▶

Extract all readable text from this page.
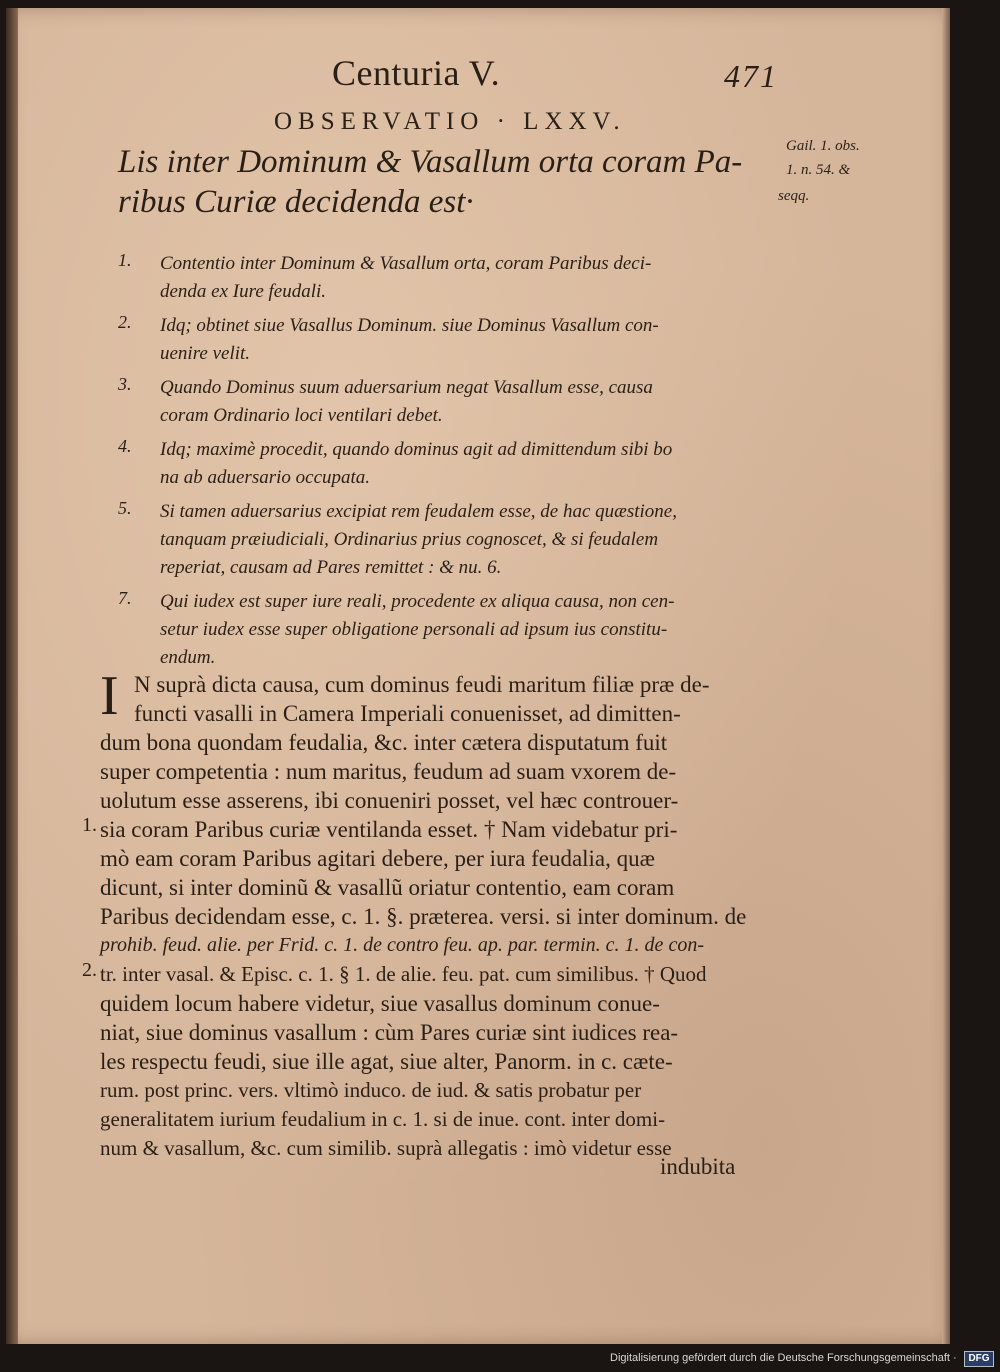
Centuria V.	471
OBSERVATIO · LXXV.
Lis inter Dominum & Vasallum orta coram Pa-
ribus Curiæ decidenda est·
Gail. 1. obs.
1. n. 54. &
seqq.
1. Contentio inter Dominum & Vasallum orta, coram Paribus deci-
denda ex Iure feudali.
2. Idq; obtinet siue Vasallus Dominum. siue Dominus Vasallum con-
uenire velit.
3. Quando Dominus suum aduersarium negat Vasallum esse, causa
coram Ordinario loci ventilari debet.
4. Idq; maximè procedit, quando dominus agit ad dimittendum sibi bo
na ab aduersario occupata.
5. Si tamen aduersarius excipiat rem feudalem esse, de hac quæstione,
tanquam præiudiciali, Ordinarius prius cognoscet, & si feudalem
reperiat, causam ad Pares remittet : & nu. 6.
7. Qui iudex est super iure reali, procedente ex aliqua causa, non cen-
setur iudex esse super obligatione personali ad ipsum ius constitu-
endum.
I
1.
2.
N suprà dicta causa, cum dominus feudi maritum filiæ præ de-
functi vasalli in Camera Imperiali conuenisset, ad dimitten-
dum bona quondam feudalia, &c. inter cætera disputatum fuit
super competentia : num maritus, feudum ad suam vxorem de-
uolutum esse asserens, ibi conueniri posset, vel hæc controuer-
sia coram Paribus curiæ ventilanda esset. † Nam videbatur pri-
mò eam coram Paribus agitari debere, per iura feudalia, quæ
dicunt, si inter dominũ & vasallũ oriatur contentio, eam coram
Paribus decidendam esse, c. 1. §. præterea. versi. si inter dominum. de
prohib. feud. alie. per Frid. c. 1. de contro feu. ap. par. termin. c. 1. de con-
tr. inter vasal. & Episc. c. 1. § 1. de alie. feu. pat. cum similibus. † Quod
quidem locum habere videtur, siue vasallus dominum conue-
niat, siue dominus vasallum : cùm Pares curiæ sint iudices rea-
les respectu feudi, siue ille agat, siue alter, Panorm. in c. cæte-
rum. post princ. vers. vltimò induco. de iud. & satis probatur per
generalitatem iurium feudalium in c. 1. si de inue. cont. inter domi-
num & vasallum, &c. cum similib. suprà allegatis : imò videtur esse
indubita
Digitalisierung gefördert durch die Deutsche Forschungsgemeinschaft ·	DFG
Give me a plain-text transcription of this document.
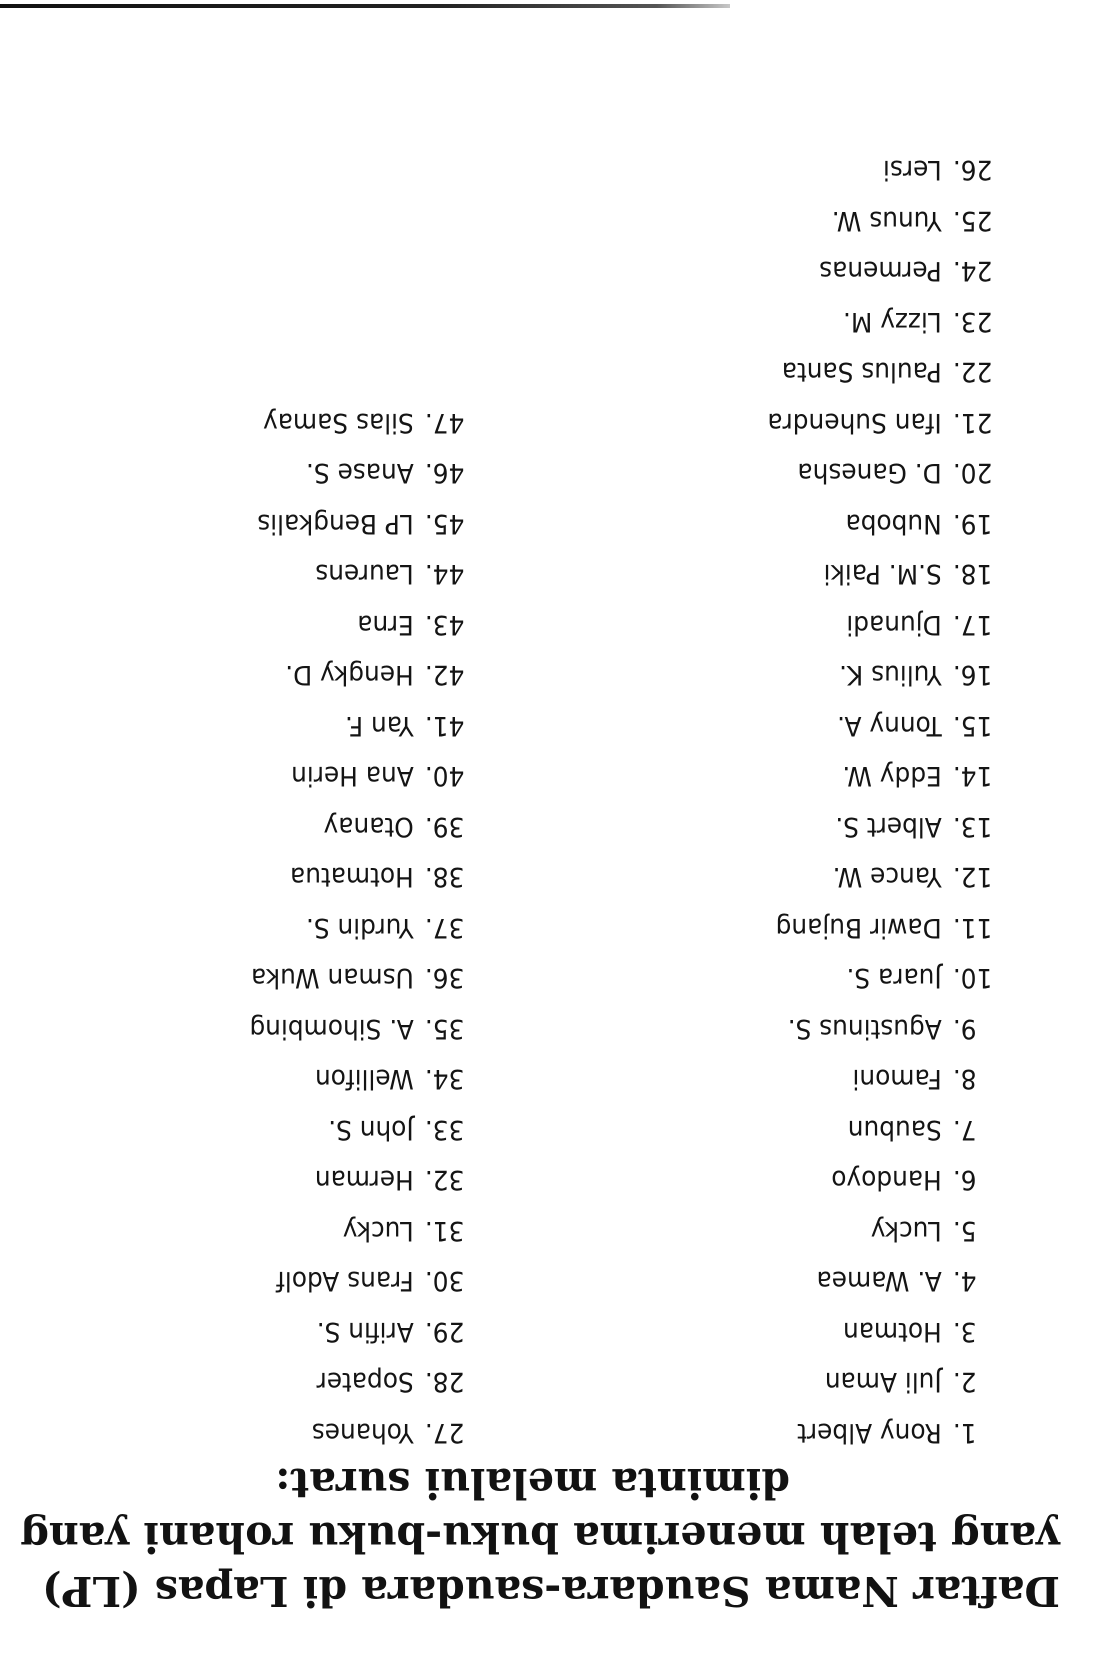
Daftar Nama Saudara-saudara di Lapas (LP)
yang telah menerima buku-buku rohani yang
diminta melalui surat:
1.
Rony Albert
2.
Juli Aman
3.
Hotman
4.
A. Wamea
5.
Lucky
6.
Handoyo
7.
Saubun
8.
Famoni
9.
Agustinus S.
10.
Juara S.
11.
Dawir Bujang
12.
Yance W.
13.
Albert S.
14.
Eddy W.
15.
Tonny A.
16.
Yulius K.
17.
Djunadi
18.
S.M. Paiki
19.
Nuboba
20.
D. Ganesha
21.
Ifan Suhendra
22.
Paulus Santa
23.
Lizzy M.
24.
Permenas
25.
Yunus W.
26.
Lersi
27.
Yohanes
28.
Sopater
29.
Arifin S.
30.
Frans Adolf
31.
Lucky
32.
Herman
33.
John S.
34.
Wellifon
35.
A. Sihombing
36.
Usman Wuka
37.
Yurdin S.
38.
Hotmatua
39.
Otanay
40.
Ana Herin
41.
Yan F.
42.
Hengky D.
43.
Erna
44.
Laurens
45.
LP Bengkalis
46.
Anase S.
47.
Silas Samay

◀

**Exercise details**
Repeat the lines from the line containing "Give me a plain-text" through the end of the material above exactly, with no pictures and nothing else.

**Result**
Give me a plain-text transcription of this document.
Daftar Nama Saudara-saudara di Lapas (LP)
yang telah menerima buku-buku rohani yang
diminta melalui surat:
1.
Rony Albert
2.
Juli Aman
3.
Hotman
4.
A. Wamea
5.
Lucky
6.
Handoyo
7.
Saubun
8.
Famoni
9.
Agustinus S.
10.
Juara S.
11.
Dawir Bujang
12.
Yance W.
13.
Albert S.
14.
Eddy W.
15.
Tonny A.
16.
Yulius K.
17.
Djunadi
18.
S.M. Paiki
19.
Nuboba
20.
D. Ganesha
21.
Ifan Suhendra
22.
Paulus Santa
23.
Lizzy M.
24.
Permenas
25.
Yunus W.
26.
Lersi
27.
Yohanes
28.
Sopater
29.
Arifin S.
30.
Frans Adolf
31.
Lucky
32.
Herman
33.
John S.
34.
Wellifon
35.
A. Sihombing
36.
Usman Wuka
37.
Yurdin S.
38.
Hotmatua
39.
Otanay
40.
Ana Herin
41.
Yan F.
42.
Hengky D.
43.
Erna
44.
Laurens
45.
LP Bengkalis
46.
Anase S.
47.
Silas Samay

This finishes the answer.